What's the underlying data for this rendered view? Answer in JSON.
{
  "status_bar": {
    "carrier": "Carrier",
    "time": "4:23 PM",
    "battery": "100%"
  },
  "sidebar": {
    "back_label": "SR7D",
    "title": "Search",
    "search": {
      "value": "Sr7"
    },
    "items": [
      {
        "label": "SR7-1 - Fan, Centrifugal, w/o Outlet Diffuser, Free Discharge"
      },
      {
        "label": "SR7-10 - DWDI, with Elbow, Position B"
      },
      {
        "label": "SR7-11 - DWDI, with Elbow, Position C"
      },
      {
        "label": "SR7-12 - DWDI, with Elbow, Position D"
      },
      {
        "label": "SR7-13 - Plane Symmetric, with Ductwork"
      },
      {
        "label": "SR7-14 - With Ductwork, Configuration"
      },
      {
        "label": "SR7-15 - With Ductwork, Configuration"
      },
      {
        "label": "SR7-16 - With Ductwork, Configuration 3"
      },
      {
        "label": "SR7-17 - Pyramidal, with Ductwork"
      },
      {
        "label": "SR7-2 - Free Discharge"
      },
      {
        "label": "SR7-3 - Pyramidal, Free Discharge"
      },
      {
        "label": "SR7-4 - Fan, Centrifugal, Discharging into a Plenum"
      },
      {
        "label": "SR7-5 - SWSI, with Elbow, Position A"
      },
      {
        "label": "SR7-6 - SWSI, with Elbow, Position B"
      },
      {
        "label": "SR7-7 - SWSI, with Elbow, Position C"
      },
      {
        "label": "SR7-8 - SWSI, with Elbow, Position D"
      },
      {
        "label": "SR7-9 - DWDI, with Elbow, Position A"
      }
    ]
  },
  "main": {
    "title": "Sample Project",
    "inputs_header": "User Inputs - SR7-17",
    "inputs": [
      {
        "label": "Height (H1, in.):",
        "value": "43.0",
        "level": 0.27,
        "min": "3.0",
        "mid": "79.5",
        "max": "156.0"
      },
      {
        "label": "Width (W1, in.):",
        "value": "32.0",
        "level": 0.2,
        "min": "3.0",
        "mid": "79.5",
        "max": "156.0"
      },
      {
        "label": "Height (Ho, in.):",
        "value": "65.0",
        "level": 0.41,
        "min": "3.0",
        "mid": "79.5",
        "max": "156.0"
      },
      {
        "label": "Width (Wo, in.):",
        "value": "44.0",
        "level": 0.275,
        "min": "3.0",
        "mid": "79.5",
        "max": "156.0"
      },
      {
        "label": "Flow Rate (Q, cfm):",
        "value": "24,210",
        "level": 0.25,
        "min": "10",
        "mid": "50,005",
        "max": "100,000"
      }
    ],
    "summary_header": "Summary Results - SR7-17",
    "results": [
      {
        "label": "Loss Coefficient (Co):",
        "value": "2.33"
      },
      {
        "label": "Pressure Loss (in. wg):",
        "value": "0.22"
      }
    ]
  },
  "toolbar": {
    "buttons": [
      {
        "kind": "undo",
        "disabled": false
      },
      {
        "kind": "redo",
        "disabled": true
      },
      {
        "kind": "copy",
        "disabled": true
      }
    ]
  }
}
-----
### [Task brief]
Reproduce the records above exactly.

### [Written response]
What's the underlying data for this rendered view? Answer in JSON.
{
  "status_bar": {
    "carrier": "Carrier",
    "time": "4:23 PM",
    "battery": "100%"
  },
  "sidebar": {
    "back_label": "SR7D",
    "title": "Search",
    "search": {
      "value": "Sr7"
    },
    "items": [
      {
        "label": "SR7-1 - Fan, Centrifugal, w/o Outlet Diffuser, Free Discharge"
      },
      {
        "label": "SR7-10 - DWDI, with Elbow, Position B"
      },
      {
        "label": "SR7-11 - DWDI, with Elbow, Position C"
      },
      {
        "label": "SR7-12 - DWDI, with Elbow, Position D"
      },
      {
        "label": "SR7-13 - Plane Symmetric, with Ductwork"
      },
      {
        "label": "SR7-14 - With Ductwork, Configuration"
      },
      {
        "label": "SR7-15 - With Ductwork, Configuration"
      },
      {
        "label": "SR7-16 - With Ductwork, Configuration 3"
      },
      {
        "label": "SR7-17 - Pyramidal, with Ductwork"
      },
      {
        "label": "SR7-2 - Free Discharge"
      },
      {
        "label": "SR7-3 - Pyramidal, Free Discharge"
      },
      {
        "label": "SR7-4 - Fan, Centrifugal, Discharging into a Plenum"
      },
      {
        "label": "SR7-5 - SWSI, with Elbow, Position A"
      },
      {
        "label": "SR7-6 - SWSI, with Elbow, Position B"
      },
      {
        "label": "SR7-7 - SWSI, with Elbow, Position C"
      },
      {
        "label": "SR7-8 - SWSI, with Elbow, Position D"
      },
      {
        "label": "SR7-9 - DWDI, with Elbow, Position A"
      }
    ]
  },
  "main": {
    "title": "Sample Project",
    "inputs_header": "User Inputs - SR7-17",
    "inputs": [
      {
        "label": "Height (H1, in.):",
        "value": "43.0",
        "level": 0.27,
        "min": "3.0",
        "mid": "79.5",
        "max": "156.0"
      },
      {
        "label": "Width (W1, in.):",
        "value": "32.0",
        "level": 0.2,
        "min": "3.0",
        "mid": "79.5",
        "max": "156.0"
      },
      {
        "label": "Height (Ho, in.):",
        "value": "65.0",
        "level": 0.41,
        "min": "3.0",
        "mid": "79.5",
        "max": "156.0"
      },
      {
        "label": "Width (Wo, in.):",
        "value": "44.0",
        "level": 0.275,
        "min": "3.0",
        "mid": "79.5",
        "max": "156.0"
      },
      {
        "label": "Flow Rate (Q, cfm):",
        "value": "24,210",
        "level": 0.25,
        "min": "10",
        "mid": "50,005",
        "max": "100,000"
      }
    ],
    "summary_header": "Summary Results - SR7-17",
    "results": [
      {
        "label": "Loss Coefficient (Co):",
        "value": "2.33"
      },
      {
        "label": "Pressure Loss (in. wg):",
        "value": "0.22"
      }
    ]
  },
  "toolbar": {
    "buttons": [
      {
        "kind": "undo",
        "disabled": false
      },
      {
        "kind": "redo",
        "disabled": true
      },
      {
        "kind": "copy",
        "disabled": true
      }
    ]
  }
}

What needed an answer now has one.